* start MATERIAL FOR THE TASK *

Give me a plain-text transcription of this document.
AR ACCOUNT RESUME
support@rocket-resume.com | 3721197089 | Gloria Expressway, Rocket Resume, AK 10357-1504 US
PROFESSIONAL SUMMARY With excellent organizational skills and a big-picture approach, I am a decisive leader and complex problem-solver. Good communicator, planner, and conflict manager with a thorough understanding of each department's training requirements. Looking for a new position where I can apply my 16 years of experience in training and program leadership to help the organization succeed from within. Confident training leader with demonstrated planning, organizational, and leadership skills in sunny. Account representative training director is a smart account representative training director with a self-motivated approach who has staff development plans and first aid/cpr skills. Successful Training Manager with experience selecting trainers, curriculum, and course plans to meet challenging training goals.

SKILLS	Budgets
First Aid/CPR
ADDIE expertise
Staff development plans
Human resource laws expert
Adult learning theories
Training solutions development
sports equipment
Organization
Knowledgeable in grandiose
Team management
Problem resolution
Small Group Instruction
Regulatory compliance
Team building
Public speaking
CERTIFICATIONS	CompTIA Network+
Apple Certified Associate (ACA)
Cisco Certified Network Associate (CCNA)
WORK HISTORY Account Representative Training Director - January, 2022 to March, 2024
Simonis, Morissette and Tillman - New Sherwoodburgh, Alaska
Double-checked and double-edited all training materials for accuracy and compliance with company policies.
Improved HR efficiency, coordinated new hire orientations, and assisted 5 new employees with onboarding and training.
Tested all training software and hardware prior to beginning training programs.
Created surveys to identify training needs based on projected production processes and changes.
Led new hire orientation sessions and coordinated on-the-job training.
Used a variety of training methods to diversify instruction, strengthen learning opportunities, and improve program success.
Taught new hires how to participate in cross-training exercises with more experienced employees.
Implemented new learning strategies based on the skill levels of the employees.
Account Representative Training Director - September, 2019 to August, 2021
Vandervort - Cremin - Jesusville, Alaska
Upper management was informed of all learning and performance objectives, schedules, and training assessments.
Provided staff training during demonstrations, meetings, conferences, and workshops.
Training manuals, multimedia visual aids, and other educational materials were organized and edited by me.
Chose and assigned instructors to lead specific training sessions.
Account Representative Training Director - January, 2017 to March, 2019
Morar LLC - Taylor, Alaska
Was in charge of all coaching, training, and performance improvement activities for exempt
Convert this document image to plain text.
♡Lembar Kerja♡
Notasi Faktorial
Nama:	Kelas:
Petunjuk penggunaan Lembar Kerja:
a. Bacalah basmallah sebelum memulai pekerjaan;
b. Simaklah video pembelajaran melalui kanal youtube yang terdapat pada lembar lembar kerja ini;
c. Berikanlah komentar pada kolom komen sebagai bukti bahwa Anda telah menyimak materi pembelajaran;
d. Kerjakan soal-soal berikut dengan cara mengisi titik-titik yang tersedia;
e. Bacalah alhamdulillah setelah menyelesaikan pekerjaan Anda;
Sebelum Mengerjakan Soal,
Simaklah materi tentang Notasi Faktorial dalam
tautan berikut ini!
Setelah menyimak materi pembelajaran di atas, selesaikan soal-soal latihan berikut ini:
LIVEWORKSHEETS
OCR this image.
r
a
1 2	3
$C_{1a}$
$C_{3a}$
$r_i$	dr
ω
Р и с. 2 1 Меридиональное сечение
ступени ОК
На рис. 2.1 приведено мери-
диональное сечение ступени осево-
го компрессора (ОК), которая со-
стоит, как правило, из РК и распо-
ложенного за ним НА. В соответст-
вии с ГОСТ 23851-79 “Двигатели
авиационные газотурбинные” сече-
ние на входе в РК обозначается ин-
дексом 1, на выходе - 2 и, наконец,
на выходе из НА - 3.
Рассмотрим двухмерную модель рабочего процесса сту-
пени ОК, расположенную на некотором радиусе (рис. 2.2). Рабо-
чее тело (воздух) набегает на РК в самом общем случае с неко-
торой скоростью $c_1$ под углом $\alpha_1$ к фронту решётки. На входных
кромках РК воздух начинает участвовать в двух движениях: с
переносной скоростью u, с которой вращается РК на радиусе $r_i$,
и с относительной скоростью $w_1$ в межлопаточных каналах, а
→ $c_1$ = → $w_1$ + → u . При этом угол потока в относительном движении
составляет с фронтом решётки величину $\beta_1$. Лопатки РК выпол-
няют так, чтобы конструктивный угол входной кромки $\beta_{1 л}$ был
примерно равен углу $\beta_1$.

* end MATERIAL FOR THE TASK *

THE REQUEST: Go through the listing above and return every line where the word "compliance" occurs.

RESULT OF THIS TASK:
Regulatory compliance
Double-checked and double-edited all training materials for accuracy and compliance with company policies.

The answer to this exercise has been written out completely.